---- Data section

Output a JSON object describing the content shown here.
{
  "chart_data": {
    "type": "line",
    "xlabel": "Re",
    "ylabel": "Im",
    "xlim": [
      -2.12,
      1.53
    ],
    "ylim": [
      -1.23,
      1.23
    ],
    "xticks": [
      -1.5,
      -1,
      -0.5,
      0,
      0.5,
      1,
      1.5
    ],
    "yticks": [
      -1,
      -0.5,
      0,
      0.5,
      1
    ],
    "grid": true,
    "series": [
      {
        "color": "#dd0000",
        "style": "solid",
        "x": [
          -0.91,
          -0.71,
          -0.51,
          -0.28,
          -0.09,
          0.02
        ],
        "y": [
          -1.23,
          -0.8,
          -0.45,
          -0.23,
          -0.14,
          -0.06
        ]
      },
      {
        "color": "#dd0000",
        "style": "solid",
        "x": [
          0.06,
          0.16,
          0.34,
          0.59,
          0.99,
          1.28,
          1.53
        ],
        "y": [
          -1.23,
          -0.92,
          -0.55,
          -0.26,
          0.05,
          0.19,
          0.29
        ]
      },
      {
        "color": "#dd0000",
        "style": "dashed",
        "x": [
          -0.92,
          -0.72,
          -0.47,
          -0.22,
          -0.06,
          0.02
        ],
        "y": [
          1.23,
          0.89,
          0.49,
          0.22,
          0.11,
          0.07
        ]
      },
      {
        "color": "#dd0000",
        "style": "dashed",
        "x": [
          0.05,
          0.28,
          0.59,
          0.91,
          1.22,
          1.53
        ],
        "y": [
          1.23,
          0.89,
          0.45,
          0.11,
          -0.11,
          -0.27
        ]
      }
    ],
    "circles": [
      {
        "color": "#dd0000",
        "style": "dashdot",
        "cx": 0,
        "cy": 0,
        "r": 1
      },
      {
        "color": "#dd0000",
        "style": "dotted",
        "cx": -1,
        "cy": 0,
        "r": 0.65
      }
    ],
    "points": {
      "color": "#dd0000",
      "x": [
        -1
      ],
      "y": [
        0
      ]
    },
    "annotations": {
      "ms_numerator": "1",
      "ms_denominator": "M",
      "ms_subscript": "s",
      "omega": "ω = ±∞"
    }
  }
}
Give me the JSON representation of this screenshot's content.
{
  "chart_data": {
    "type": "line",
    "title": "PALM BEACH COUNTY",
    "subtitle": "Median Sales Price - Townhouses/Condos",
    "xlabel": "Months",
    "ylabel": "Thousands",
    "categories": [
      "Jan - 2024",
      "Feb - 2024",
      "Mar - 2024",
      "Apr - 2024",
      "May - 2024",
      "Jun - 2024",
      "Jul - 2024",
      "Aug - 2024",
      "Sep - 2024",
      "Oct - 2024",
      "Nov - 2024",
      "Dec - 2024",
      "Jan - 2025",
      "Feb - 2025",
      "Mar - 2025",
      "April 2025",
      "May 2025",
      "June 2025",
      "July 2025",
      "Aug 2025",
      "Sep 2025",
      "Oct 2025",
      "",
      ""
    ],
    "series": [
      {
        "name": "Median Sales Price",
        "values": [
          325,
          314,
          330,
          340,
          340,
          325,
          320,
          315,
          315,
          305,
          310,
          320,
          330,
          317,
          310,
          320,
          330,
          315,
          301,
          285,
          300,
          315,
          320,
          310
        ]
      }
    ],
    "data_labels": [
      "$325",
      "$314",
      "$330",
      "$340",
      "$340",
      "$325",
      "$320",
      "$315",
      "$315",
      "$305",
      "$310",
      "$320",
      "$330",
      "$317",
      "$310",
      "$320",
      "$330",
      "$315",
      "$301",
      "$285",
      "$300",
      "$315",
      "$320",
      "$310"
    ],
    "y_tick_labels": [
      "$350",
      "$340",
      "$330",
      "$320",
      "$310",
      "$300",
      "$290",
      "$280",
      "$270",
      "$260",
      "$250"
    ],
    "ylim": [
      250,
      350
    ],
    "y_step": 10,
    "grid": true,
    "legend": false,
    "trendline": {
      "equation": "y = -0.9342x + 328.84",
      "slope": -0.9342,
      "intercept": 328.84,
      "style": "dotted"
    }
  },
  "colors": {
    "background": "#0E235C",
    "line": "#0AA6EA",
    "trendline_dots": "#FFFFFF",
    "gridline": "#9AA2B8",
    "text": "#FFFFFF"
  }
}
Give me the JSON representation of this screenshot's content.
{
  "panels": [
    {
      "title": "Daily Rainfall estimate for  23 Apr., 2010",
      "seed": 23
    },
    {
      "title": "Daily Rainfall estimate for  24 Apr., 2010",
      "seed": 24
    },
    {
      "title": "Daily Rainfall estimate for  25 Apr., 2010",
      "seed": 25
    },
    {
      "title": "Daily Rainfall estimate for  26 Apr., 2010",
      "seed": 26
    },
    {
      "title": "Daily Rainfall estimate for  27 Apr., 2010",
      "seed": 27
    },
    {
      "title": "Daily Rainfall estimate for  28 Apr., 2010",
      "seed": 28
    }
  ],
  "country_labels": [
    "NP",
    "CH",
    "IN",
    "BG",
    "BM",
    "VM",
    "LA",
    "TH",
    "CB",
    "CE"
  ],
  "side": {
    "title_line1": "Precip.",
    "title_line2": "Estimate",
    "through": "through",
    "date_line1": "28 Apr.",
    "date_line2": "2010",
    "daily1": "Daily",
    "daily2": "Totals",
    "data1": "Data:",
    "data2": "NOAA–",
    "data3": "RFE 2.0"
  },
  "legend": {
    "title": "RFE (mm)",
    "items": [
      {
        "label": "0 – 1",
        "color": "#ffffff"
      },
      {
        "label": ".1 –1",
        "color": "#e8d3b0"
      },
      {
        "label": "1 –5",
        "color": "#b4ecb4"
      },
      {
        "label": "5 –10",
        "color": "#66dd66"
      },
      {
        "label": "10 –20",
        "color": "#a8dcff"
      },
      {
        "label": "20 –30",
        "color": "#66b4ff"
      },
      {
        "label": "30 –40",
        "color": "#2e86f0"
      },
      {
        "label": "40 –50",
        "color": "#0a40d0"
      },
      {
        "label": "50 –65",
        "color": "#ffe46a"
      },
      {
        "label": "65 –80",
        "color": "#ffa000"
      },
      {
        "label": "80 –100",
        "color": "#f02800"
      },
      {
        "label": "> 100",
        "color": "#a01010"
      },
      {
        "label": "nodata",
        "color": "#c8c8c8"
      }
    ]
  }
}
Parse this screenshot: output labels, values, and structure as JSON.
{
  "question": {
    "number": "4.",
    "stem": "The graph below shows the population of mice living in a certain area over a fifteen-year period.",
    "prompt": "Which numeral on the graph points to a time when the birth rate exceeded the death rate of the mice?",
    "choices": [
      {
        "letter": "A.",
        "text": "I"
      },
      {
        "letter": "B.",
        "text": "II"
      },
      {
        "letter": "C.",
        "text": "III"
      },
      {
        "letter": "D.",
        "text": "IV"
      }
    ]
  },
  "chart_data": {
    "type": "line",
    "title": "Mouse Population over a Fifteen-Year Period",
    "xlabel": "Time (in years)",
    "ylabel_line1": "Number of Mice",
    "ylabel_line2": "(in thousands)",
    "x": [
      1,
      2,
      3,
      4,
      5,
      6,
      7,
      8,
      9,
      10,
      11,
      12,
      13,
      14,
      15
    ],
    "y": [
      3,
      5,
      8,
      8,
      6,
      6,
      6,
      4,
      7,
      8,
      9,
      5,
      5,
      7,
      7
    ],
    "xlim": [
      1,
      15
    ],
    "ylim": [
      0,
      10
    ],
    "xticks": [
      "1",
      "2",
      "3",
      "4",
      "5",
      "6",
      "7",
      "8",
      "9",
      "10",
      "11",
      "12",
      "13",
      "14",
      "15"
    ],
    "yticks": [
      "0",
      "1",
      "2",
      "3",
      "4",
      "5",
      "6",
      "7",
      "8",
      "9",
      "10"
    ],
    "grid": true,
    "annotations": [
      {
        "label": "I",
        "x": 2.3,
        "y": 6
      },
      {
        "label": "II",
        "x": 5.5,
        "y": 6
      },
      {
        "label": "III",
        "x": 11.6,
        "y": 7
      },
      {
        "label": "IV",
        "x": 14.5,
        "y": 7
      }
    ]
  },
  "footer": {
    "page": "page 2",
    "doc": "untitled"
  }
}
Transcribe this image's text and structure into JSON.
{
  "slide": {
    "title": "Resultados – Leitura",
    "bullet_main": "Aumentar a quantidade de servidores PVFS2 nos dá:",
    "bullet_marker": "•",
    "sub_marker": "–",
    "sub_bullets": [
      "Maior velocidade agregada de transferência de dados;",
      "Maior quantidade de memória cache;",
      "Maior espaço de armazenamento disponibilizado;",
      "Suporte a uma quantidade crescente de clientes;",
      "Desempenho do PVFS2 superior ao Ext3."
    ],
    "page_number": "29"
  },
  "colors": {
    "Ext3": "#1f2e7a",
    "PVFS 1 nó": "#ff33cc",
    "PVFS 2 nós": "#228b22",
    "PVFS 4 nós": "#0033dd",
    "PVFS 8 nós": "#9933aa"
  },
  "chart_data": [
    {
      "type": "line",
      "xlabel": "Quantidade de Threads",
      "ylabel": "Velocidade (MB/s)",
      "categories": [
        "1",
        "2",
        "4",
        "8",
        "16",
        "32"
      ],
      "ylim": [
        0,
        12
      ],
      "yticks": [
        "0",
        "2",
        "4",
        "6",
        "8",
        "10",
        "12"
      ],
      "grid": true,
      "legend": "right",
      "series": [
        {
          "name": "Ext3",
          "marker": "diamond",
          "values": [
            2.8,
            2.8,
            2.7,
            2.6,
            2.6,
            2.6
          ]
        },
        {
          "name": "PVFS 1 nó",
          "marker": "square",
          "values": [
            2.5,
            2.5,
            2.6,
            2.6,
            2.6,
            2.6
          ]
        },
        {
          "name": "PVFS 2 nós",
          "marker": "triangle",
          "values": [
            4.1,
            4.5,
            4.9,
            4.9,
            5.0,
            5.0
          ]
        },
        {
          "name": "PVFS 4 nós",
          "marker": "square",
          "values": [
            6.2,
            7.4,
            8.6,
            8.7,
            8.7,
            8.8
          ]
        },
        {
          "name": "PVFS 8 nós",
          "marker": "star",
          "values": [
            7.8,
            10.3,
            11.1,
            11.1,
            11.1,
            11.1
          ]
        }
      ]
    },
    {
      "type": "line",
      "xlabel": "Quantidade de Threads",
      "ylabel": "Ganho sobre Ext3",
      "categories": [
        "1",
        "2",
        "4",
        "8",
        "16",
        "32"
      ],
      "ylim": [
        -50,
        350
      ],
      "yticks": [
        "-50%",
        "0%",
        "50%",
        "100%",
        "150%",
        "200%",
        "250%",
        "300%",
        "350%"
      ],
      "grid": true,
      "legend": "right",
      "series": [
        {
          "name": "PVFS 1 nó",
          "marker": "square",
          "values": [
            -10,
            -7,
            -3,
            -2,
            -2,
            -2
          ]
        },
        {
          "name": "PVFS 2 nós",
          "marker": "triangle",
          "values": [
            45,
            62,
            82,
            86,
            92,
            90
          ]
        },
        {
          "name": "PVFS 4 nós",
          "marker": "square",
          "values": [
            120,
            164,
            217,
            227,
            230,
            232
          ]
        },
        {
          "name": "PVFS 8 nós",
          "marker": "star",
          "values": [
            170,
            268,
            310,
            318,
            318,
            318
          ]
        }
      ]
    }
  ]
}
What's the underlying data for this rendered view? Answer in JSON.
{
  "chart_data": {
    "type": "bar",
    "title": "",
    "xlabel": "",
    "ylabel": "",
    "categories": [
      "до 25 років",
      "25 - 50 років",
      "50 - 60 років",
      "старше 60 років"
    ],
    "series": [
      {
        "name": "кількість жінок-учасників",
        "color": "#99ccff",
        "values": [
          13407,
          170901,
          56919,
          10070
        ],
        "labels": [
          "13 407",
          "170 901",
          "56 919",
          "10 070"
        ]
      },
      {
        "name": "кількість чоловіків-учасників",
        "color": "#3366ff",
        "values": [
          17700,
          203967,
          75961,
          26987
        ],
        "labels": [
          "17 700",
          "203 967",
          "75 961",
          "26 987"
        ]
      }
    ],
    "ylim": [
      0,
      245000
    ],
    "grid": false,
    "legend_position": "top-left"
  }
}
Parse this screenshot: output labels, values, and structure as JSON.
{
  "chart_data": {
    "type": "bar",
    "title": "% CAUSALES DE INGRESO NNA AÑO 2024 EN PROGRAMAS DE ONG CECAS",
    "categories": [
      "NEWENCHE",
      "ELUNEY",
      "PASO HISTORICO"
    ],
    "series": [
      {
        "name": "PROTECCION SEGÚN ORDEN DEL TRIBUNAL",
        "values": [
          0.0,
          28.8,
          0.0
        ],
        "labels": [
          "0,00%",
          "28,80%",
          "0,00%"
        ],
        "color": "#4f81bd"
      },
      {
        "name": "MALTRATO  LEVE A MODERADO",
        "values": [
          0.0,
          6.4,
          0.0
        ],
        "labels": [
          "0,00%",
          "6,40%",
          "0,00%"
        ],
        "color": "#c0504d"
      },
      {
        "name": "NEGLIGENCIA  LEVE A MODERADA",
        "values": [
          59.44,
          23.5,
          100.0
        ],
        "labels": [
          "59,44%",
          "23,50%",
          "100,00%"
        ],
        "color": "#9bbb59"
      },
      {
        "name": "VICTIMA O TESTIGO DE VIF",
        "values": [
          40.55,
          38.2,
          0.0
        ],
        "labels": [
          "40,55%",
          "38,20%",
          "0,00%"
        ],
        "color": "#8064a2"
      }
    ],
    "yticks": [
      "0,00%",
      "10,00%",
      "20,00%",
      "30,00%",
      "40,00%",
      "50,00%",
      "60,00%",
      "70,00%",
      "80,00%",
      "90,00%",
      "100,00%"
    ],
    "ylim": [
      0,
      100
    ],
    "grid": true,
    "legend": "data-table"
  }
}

--------

• **Challenge**:
Report only a number: how many lines in the material above contain the string "JSON".

• **Finished task**:
7